──────── TASK DATA

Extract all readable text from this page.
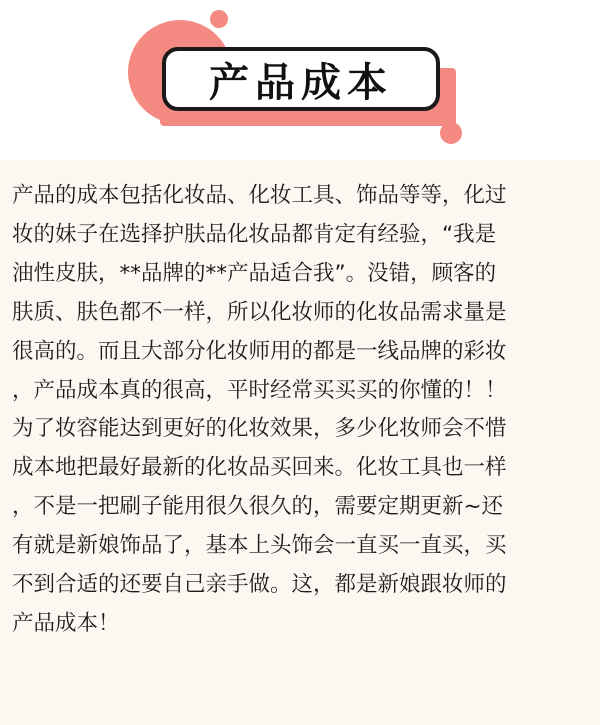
产品成本
产品的成本包括化妆品、化妆工具、饰品等等，化过
妆的妹子在选择护肤品化妆品都肯定有经验，“我是
油性皮肤，**品牌的**产品适合我”。没错，顾客的
肤质、肤色都不一样，所以化妆师的化妆品需求量是
很高的。而且大部分化妆师用的都是一线品牌的彩妆
，产品成本真的很高，平时经常买买买的你懂的！！
为了妆容能达到更好的化妆效果，多少化妆师会不惜
成本地把最好最新的化妆品买回来。化妆工具也一样
，不是一把刷子能用很久很久的，需要定期更新~还
有就是新娘饰品了，基本上头饰会一直买一直买，买
不到合适的还要自己亲手做。这，都是新娘跟妆师的
产品成本！
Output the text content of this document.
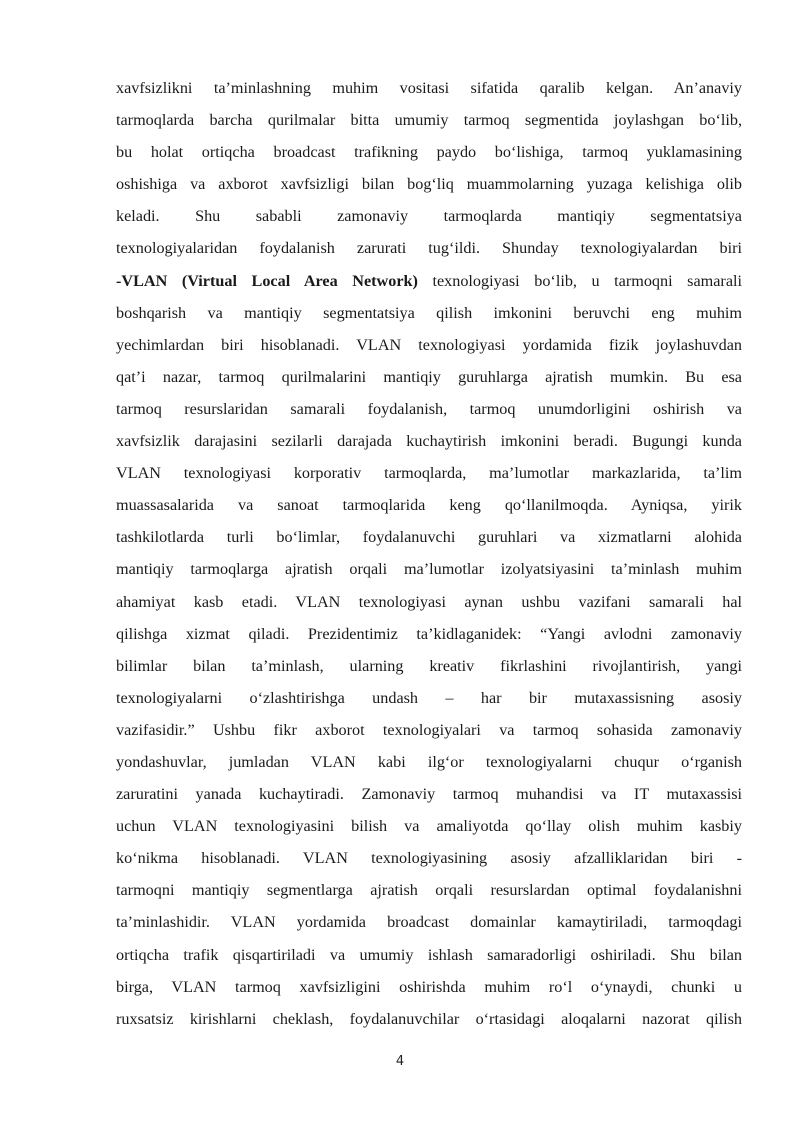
xavfsizlikni ta’minlashning muhim vositasi sifatida qaralib kelgan. An’anaviy
tarmoqlarda barcha qurilmalar bitta umumiy tarmoq segmentida joylashgan bo‘lib,
bu holat ortiqcha broadcast trafikning paydo bo‘lishiga, tarmoq yuklamasining
oshishiga va axborot xavfsizligi bilan bog‘liq muammolarning yuzaga kelishiga olib
keladi. Shu sababli zamonaviy tarmoqlarda mantiqiy segmentatsiya
texnologiyalaridan foydalanish zarurati tug‘ildi. Shunday texnologiyalardan biri
-VLAN (Virtual Local Area Network) texnologiyasi bo‘lib, u tarmoqni samarali
boshqarish va mantiqiy segmentatsiya qilish imkonini beruvchi eng muhim
yechimlardan biri hisoblanadi. VLAN texnologiyasi yordamida fizik joylashuvdan
qat’i nazar, tarmoq qurilmalarini mantiqiy guruhlarga ajratish mumkin. Bu esa
tarmoq resurslaridan samarali foydalanish, tarmoq unumdorligini oshirish va
xavfsizlik darajasini sezilarli darajada kuchaytirish imkonini beradi. Bugungi kunda
VLAN texnologiyasi korporativ tarmoqlarda, ma’lumotlar markazlarida, ta’lim
muassasalarida va sanoat tarmoqlarida keng qo‘llanilmoqda. Ayniqsa, yirik
tashkilotlarda turli bo‘limlar, foydalanuvchi guruhlari va xizmatlarni alohida
mantiqiy tarmoqlarga ajratish orqali ma’lumotlar izolyatsiyasini ta’minlash muhim
ahamiyat kasb etadi. VLAN texnologiyasi aynan ushbu vazifani samarali hal
qilishga xizmat qiladi. Prezidentimiz ta’kidlaganidek: “Yangi avlodni zamonaviy
bilimlar bilan ta’minlash, ularning kreativ fikrlashini rivojlantirish, yangi
texnologiyalarni o‘zlashtirishga undash – har bir mutaxassisning asosiy
vazifasidir.” Ushbu fikr axborot texnologiyalari va tarmoq sohasida zamonaviy
yondashuvlar, jumladan VLAN kabi ilg‘or texnologiyalarni chuqur o‘rganish
zaruratini yanada kuchaytiradi. Zamonaviy tarmoq muhandisi va IT mutaxassisi
uchun VLAN texnologiyasini bilish va amaliyotda qo‘llay olish muhim kasbiy
ko‘nikma hisoblanadi. VLAN texnologiyasining asosiy afzalliklaridan biri -
tarmoqni mantiqiy segmentlarga ajratish orqali resurslardan optimal foydalanishni
ta’minlashidir. VLAN yordamida broadcast domainlar kamaytiriladi, tarmoqdagi
ortiqcha trafik qisqartiriladi va umumiy ishlash samaradorligi oshiriladi. Shu bilan
birga, VLAN tarmoq xavfsizligini oshirishda muhim ro‘l o‘ynaydi, chunki u
ruxsatsiz kirishlarni cheklash, foydalanuvchilar o‘rtasidagi aloqalarni nazorat qilish
4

────────────────

- **OBJECTIVE**: Collect the lines of the data that carry the word "this".

- **TASK SOLUTION**:
Extract all readable text from this page.
Output the text content of this document.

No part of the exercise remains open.